Exercise goal >>
Locate each line in the records containing "kökü". Copy it.

>> START Dataset entries

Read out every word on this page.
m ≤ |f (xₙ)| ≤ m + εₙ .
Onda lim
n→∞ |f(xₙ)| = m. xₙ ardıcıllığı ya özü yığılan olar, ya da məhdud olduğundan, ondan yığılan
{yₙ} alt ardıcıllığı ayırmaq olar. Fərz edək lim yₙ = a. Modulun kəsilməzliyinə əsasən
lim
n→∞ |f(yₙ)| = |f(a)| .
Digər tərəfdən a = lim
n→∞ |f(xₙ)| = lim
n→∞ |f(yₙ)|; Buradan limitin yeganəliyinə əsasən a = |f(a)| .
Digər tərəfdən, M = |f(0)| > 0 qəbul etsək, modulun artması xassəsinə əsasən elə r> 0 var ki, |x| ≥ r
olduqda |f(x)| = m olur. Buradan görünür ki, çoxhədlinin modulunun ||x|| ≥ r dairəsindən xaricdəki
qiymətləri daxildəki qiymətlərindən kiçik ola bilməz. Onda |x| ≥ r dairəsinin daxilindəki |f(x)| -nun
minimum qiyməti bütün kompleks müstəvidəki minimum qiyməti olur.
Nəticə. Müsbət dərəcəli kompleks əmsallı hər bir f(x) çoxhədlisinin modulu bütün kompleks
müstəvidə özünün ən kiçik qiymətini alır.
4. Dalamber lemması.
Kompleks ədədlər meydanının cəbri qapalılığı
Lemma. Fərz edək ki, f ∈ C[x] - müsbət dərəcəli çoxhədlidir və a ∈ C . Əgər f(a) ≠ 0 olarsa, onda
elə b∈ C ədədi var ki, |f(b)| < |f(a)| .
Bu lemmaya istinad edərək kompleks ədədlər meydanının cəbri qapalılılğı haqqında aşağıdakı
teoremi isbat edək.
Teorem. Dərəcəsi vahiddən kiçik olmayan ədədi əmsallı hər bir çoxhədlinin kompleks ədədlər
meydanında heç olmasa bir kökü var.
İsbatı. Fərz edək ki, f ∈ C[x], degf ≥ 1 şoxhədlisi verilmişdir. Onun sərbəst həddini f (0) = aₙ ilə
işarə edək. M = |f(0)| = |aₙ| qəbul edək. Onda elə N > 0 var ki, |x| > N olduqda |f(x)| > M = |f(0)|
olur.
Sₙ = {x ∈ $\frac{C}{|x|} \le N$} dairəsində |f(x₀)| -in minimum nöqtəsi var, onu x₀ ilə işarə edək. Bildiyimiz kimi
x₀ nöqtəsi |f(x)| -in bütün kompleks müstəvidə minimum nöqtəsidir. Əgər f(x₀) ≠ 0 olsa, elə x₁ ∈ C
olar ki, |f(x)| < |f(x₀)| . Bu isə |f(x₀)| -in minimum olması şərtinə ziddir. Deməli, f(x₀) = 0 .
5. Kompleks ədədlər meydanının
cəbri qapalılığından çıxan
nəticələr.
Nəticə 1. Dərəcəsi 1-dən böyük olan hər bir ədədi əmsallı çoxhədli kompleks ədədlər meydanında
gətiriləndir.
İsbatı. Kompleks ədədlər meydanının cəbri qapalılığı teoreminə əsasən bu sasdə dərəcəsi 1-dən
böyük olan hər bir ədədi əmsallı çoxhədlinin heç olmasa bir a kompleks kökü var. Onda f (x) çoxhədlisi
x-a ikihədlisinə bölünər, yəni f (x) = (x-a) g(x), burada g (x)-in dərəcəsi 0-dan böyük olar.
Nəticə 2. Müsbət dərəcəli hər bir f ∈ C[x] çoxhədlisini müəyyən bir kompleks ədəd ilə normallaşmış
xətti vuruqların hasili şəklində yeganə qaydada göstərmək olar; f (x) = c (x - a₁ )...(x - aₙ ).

>> END Dataset entries

Reply >>
meydanında heç olmasa bir kökü var.
böyük olan hər bir ədədi əmsallı çoxhədlinin heç olmasa bir a kompleks kökü var. Onda f (x) çoxhədlisi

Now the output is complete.